*Schriftliche Aufgabe 1*
Erläutern Sie anhand des Auszugs in ein bis drei Sätzen, weshalb Liz Truss im Rennen um die Nachfolge von Boris Johnson als klare Favoritin gilt.
*Schriftliche Aufgabe 2*
Geben Sie aus dem Auszug den Abschnitt wortgetreu aus. Beginnen Sie bei den Worten „Großbritanniens Premier Boris“ und hören Sie nach „Großbritanniens Geschicke lenkt.“ auf.

Zum Hauptinhalt springen

Im Eiltempo an den Bettelstab

Von Michael Schmölzer

Politik
Ein Gehalt reicht oft nicht mehr, um ein Auskommen zu finden. Inflation und Energiepreise sorgen für Armut. Die Gewerkschaften blasen zum Protest, in Schottland streikt die Müllabfuhr. reu / Cheyne
© reu / Cheyne

In Großbritannien nimmt die Armut rasch zu, Johnsons Nachfolger versprechen Entlastungen. Doch es gibt Zweifel.


Großbritanniens Premier Boris Johnson nimmt endgültig den Hut und tritt ab. Das Rennen um seine Nachfolge ist seit Freitag beendet, wer in Downing Street 10 einzieht, wird am Montag bekannt gemacht. Zuletzt lieferten sich die derzeitige Außenministerin Liz Truss und Ex-Finanzminister Rishi Sunak ein Duell um die Macht. Wobei Truss klare Favoritin ist. Ihr Versprechen, trotz der hohen Inflation die Steuern zu senken und eine unternehmensfreundliche Politik zu machen, treffen den Nerv der konservativen Basis - jener rund 170.000 Parteimitglieder, die bestimmen, wer künftig Großbritanniens Geschicke lenkt.

Die große Frage ist, was der - oder eher die neue Premierministerin angesichts der drängenden Probleme unternehmen wird. Die britische Wirtschaft leidet unter den Folgen des Brexit, die Rekord-Inflation und enorm ansteigende Energie- und Lebensmittelpreise sorgen dafür, dass zahllose Briten nicht wissen, wie sie über die Runden kommen sollen.

*Bereitgestellte Daten*
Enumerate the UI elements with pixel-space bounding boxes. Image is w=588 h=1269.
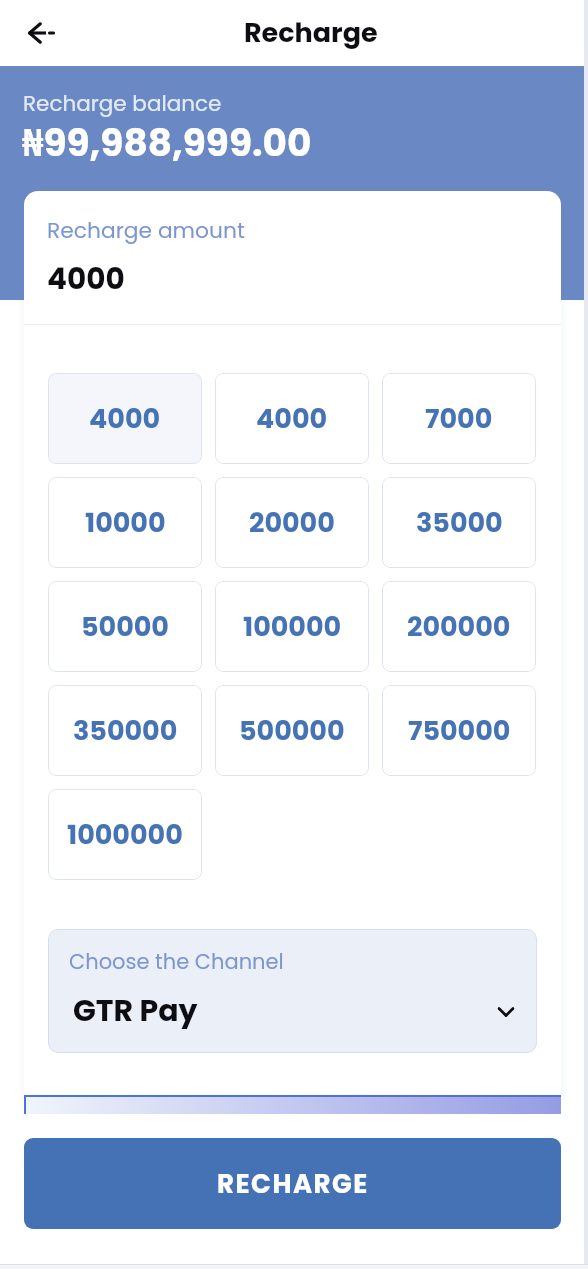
staticText: 200000 [407, 608, 511, 646]
staticText: 500000 [239, 712, 345, 750]
button[interactable]: Back [18, 9, 66, 57]
button[interactable]: 4000 [48, 373, 202, 464]
button[interactable]: 100000 [215, 581, 369, 672]
staticText: 50000 [81, 608, 169, 646]
staticText: GTR Pay [73, 990, 198, 1032]
button[interactable]: 350000 [48, 685, 202, 776]
button[interactable]: RECHARGE [24, 1138, 561, 1229]
staticText: Recharge [244, 14, 378, 52]
button[interactable]: 10000 [48, 477, 202, 568]
staticText: 1000000 [67, 816, 183, 854]
button[interactable]: 50000 [48, 581, 202, 672]
staticText: 4000 [89, 400, 161, 438]
button[interactable]: 4000 [215, 373, 369, 464]
button[interactable]: 1000000 [48, 789, 202, 880]
staticText: 4000 [256, 400, 328, 438]
button[interactable]: 500000 [215, 685, 369, 776]
staticText: 20000 [249, 504, 335, 542]
button[interactable]: 35000 [382, 477, 536, 568]
staticText: Recharge amount [47, 215, 245, 246]
button[interactable]: 7000 [382, 373, 536, 464]
staticText: 7000 [425, 400, 493, 438]
staticText: 350000 [73, 712, 178, 750]
staticText: Recharge balance [23, 88, 222, 118]
staticText: 35000 [416, 504, 503, 542]
staticText: 100000 [243, 608, 342, 646]
button[interactable]: Choose the Channel [48, 929, 537, 1053]
staticText: Choose the Channel [69, 947, 284, 976]
staticText: ₦99,988,999.00 [22, 116, 312, 169]
staticText: RECHARGE [217, 1166, 369, 1202]
button[interactable]: 20000 [215, 477, 369, 568]
staticText: 750000 [408, 712, 511, 750]
button[interactable]: 750000 [382, 685, 536, 776]
staticText: 4000 [47, 258, 125, 299]
staticText: 10000 [85, 504, 166, 542]
button[interactable]: 200000 [382, 581, 536, 672]
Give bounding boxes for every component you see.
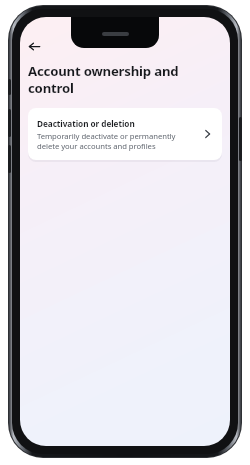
staticText: Temporarily deactivate or permanently de… [37, 131, 196, 151]
staticText: Account ownership and control [28, 62, 196, 97]
button[interactable]: Open Deactivation or deletion [200, 127, 214, 141]
staticText: Deactivation or deletion [37, 118, 135, 129]
button[interactable]: Back [23, 35, 45, 57]
button[interactable]: Deactivation or deletion [28, 108, 222, 160]
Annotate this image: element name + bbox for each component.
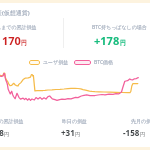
staticText: これまでの累計損益: [0, 118, 24, 124]
button[interactable]: これまでの累計損益: [0, 24, 58, 30]
button[interactable]: BTC持ちっぱなしの場合: [92, 24, 147, 31]
staticText: +31: [61, 127, 75, 138]
button[interactable]: +31: [61, 127, 80, 138]
button[interactable]: 昨日の損益: [62, 118, 88, 124]
button[interactable]: -48: [0, 127, 9, 138]
button[interactable]: +178: [84, 33, 136, 48]
staticText: BTC持ちっぱなしの場合: [92, 24, 147, 31]
staticText: 円: [21, 39, 27, 47]
button[interactable]: 先月の損益: [131, 118, 150, 124]
staticText: 円: [140, 131, 145, 137]
staticText: 昨日の損益: [62, 118, 88, 124]
staticText: 円: [4, 131, 9, 137]
staticText: -158: [123, 127, 140, 138]
staticText: 資産(仮想通貨): [0, 9, 30, 17]
staticText: ユーザ損益: [43, 59, 69, 65]
staticText: -48: [0, 127, 4, 138]
staticText: 170: [2, 33, 21, 48]
button[interactable]: 170: [0, 33, 40, 48]
staticText: 円: [120, 39, 126, 47]
button[interactable]: これまでの累計損益: [0, 118, 24, 124]
staticText: BTC価格: [94, 59, 114, 66]
staticText: 先月の損益: [131, 118, 150, 124]
staticText: これまでの累計損益: [0, 24, 37, 30]
staticText: 円: [75, 131, 80, 137]
staticText: +178: [94, 33, 120, 48]
button[interactable]: -158: [123, 127, 145, 138]
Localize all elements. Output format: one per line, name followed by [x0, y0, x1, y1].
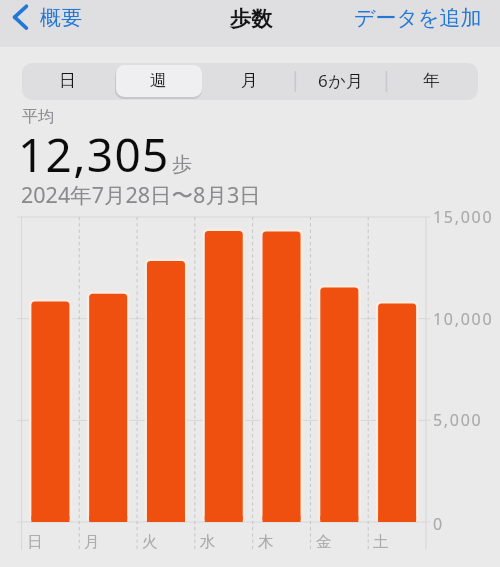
staticText: 平均	[22, 107, 54, 127]
staticText: 歩	[172, 152, 192, 177]
button[interactable]: データを追加	[354, 5, 482, 31]
button[interactable]: 年	[386, 63, 477, 100]
staticText: 月	[241, 70, 259, 91]
staticText: 10,000	[433, 308, 494, 330]
staticText: 概要	[40, 5, 82, 31]
staticText: データを追加	[354, 5, 482, 31]
staticText: 5,000	[433, 409, 483, 431]
staticText: 木	[258, 532, 274, 552]
staticText: 月	[84, 532, 100, 552]
staticText: 12,305	[18, 123, 170, 186]
button[interactable]: 週	[113, 63, 204, 100]
button[interactable]: 6か月	[295, 63, 386, 100]
staticText: 日	[27, 532, 43, 552]
staticText: 6か月	[318, 69, 364, 92]
staticText: 年	[423, 70, 441, 91]
staticText: 火	[142, 532, 158, 552]
staticText: 水	[200, 532, 216, 552]
staticText: 週	[150, 70, 168, 91]
button[interactable]: 日	[22, 63, 113, 100]
staticText: 15,000	[433, 206, 494, 228]
staticText: 金	[316, 532, 332, 552]
staticText: 歩数	[230, 6, 272, 32]
staticText: 2024年7月28日〜8月3日	[21, 180, 261, 209]
staticText: 土	[373, 532, 389, 552]
button[interactable]: 月	[204, 63, 295, 100]
staticText: 0	[433, 513, 444, 535]
button[interactable]: 概要	[8, 0, 82, 36]
staticText: 日	[59, 70, 77, 91]
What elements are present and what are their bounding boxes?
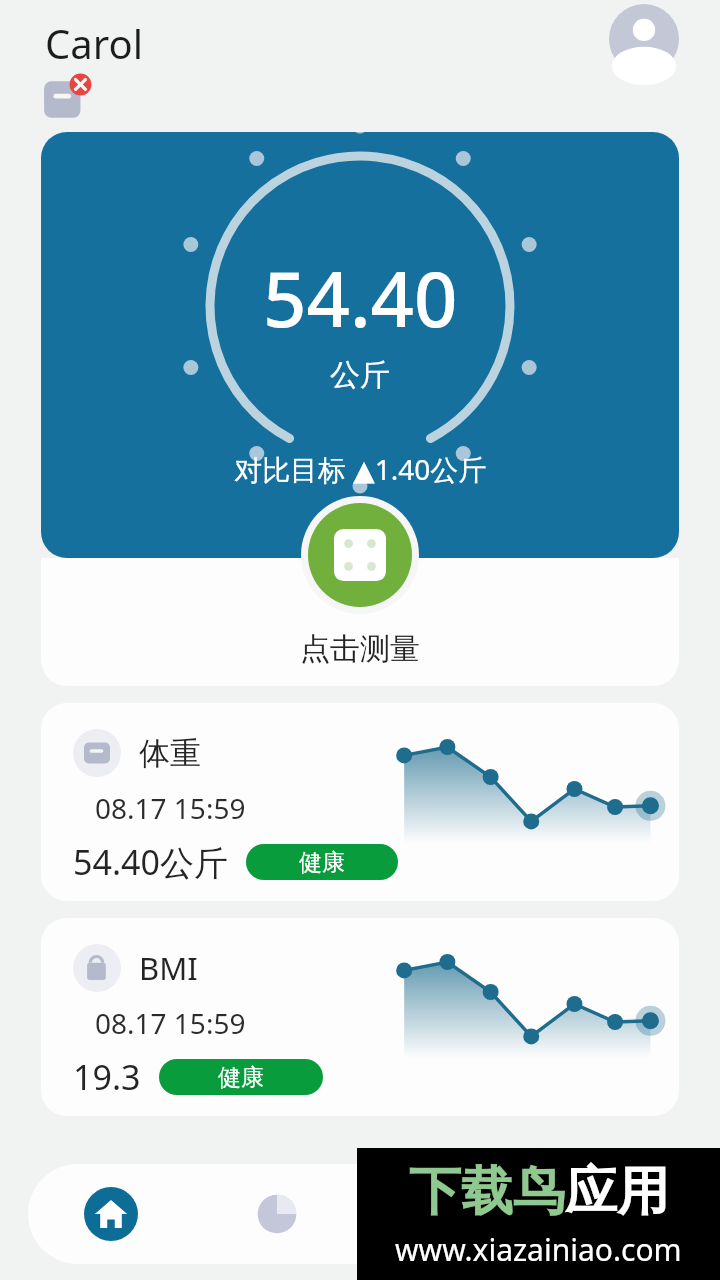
- staticText: 下载鸟: [409, 1159, 565, 1225]
- button[interactable]: 健康: [159, 1059, 323, 1095]
- button[interactable]: 体重: [41, 703, 679, 901]
- button[interactable]: Device disconnected: [42, 72, 94, 124]
- button[interactable]: BMI: [41, 918, 679, 1116]
- button[interactable]: 健康: [246, 844, 398, 880]
- button[interactable]: Home: [28, 1164, 194, 1264]
- button[interactable]: Statistics: [194, 1164, 360, 1264]
- staticText: 体重: [139, 734, 201, 773]
- staticText: 公斤: [330, 356, 390, 394]
- staticText: 19.3: [73, 1054, 141, 1100]
- staticText: 08.17 15:59: [95, 1004, 246, 1042]
- button[interactable]: 54.40: [41, 132, 679, 558]
- staticText: 54.40公斤: [73, 839, 228, 885]
- staticText: BMI: [139, 947, 198, 989]
- staticText: 08.17 15:59: [95, 789, 246, 827]
- staticText: Carol: [45, 16, 143, 70]
- staticText: 健康: [299, 848, 345, 877]
- staticText: www.xiazainiao.com: [395, 1229, 682, 1270]
- staticText: 应用: [565, 1159, 669, 1225]
- staticText: 对比目标 ▲1.40公斤: [234, 450, 487, 488]
- button[interactable]: Measure: [308, 503, 412, 607]
- staticText: 54.40: [263, 246, 458, 350]
- staticText: 点击测量: [300, 630, 420, 668]
- button[interactable]: Profile: [609, 4, 679, 74]
- staticText: 健康: [218, 1063, 264, 1092]
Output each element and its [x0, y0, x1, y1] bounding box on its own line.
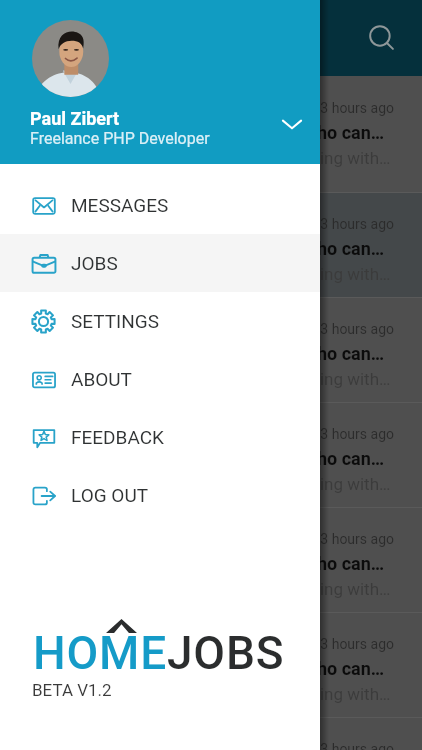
staticText: Posted 3 hours ago [273, 426, 394, 442]
button[interactable]: Posted 3 hours ago [0, 298, 422, 402]
button[interactable]: FEEDBACK [0, 408, 320, 466]
button[interactable]: Posted 3 hours ago [0, 403, 422, 507]
staticText: Need a PHP developer who can… [118, 553, 385, 574]
staticText: Posted 3 hours ago [273, 321, 394, 337]
button[interactable]: Search [364, 20, 400, 56]
staticText: JOBS [71, 252, 118, 274]
staticText: Looking for a developer for working with… [76, 684, 391, 704]
staticText: Need a PHP developer who can… [118, 122, 385, 143]
staticText: Looking for a developer for working with… [76, 148, 391, 168]
button[interactable]: Posted 3 hours ago [0, 718, 422, 750]
staticText: Posted 3 hours ago [273, 741, 394, 750]
button[interactable]: Posted 3 hours ago [0, 613, 422, 717]
staticText: Posted 3 hours ago [273, 100, 394, 116]
staticText: BETA V1.2 [32, 680, 112, 700]
staticText: Looking for a developer for working with… [76, 579, 391, 599]
staticText: Looking for a developer for working with… [76, 369, 391, 389]
staticText: Posted 3 hours ago [273, 531, 394, 547]
button[interactable]: JOBS [0, 234, 320, 292]
staticText: JOBS [167, 626, 285, 680]
staticText: MESSAGES [71, 194, 169, 216]
staticText: ABOUT [71, 368, 132, 390]
button[interactable]: LOG OUT [0, 466, 320, 524]
staticText: FEEDBACK [71, 426, 164, 448]
staticText: Looking for a developer for working with… [76, 264, 391, 284]
staticText: Need a PHP developer who can… [118, 448, 385, 469]
staticText: Looking for a developer for working with… [76, 474, 391, 494]
staticText: HOME [33, 626, 167, 680]
button[interactable]: Posted 3 hours ago [0, 508, 422, 612]
staticText: Need a PHP developer who can… [118, 658, 385, 679]
button[interactable]: MESSAGES [0, 176, 320, 234]
button[interactable]: SETTINGS [0, 292, 320, 350]
button[interactable]: Posted 3 hours ago [0, 76, 422, 192]
staticText: SETTINGS [71, 310, 160, 332]
button[interactable]: Posted 3 hours ago [0, 193, 422, 297]
button[interactable]: ABOUT [0, 350, 320, 408]
staticText: Posted 3 hours ago [273, 216, 394, 232]
staticText: Freelance PHP Developer [30, 129, 210, 148]
staticText: Need a PHP developer who can… [118, 343, 385, 364]
staticText: Posted 3 hours ago [273, 636, 394, 652]
button[interactable]: Expand account [272, 104, 312, 144]
staticText: LOG OUT [71, 484, 149, 506]
staticText: Need a PHP developer who can… [118, 238, 385, 259]
staticText: Paul Zibert [30, 108, 120, 129]
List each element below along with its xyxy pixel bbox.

*Lösung 1*
Truss verspricht, trotz der hohen Inflation die Steuern zu senken und eine unternehmensfreundliche Politik zu machen. Damit trifft sie den Nerv der konservativen Basis. Diese rund 170.000 Parteimitglieder bestimmen, wer künftig Großbritanniens Geschicke lenkt.

*Lösung 2*
Großbritanniens Premier Boris Johnson nimmt endgültig den Hut und tritt ab. Das Rennen um seine Nachfolge ist seit Freitag beendet, wer in Downing Street 10 einzieht, wird am Montag bekannt gemacht. Zuletzt lieferten sich die derzeitige Außenministerin Liz Truss und Ex-Finanzminister Rishi Sunak ein Duell um die Macht. Wobei Truss klare Favoritin ist. Ihr Versprechen, trotz der hohen Inflation die Steuern zu senken und eine unternehmensfreundliche Politik zu machen, treffen den Nerv der konservativen Basis - jener rund 170.000 Parteimitglieder, die bestimmen, wer künftig Großbritanniens Geschicke lenkt.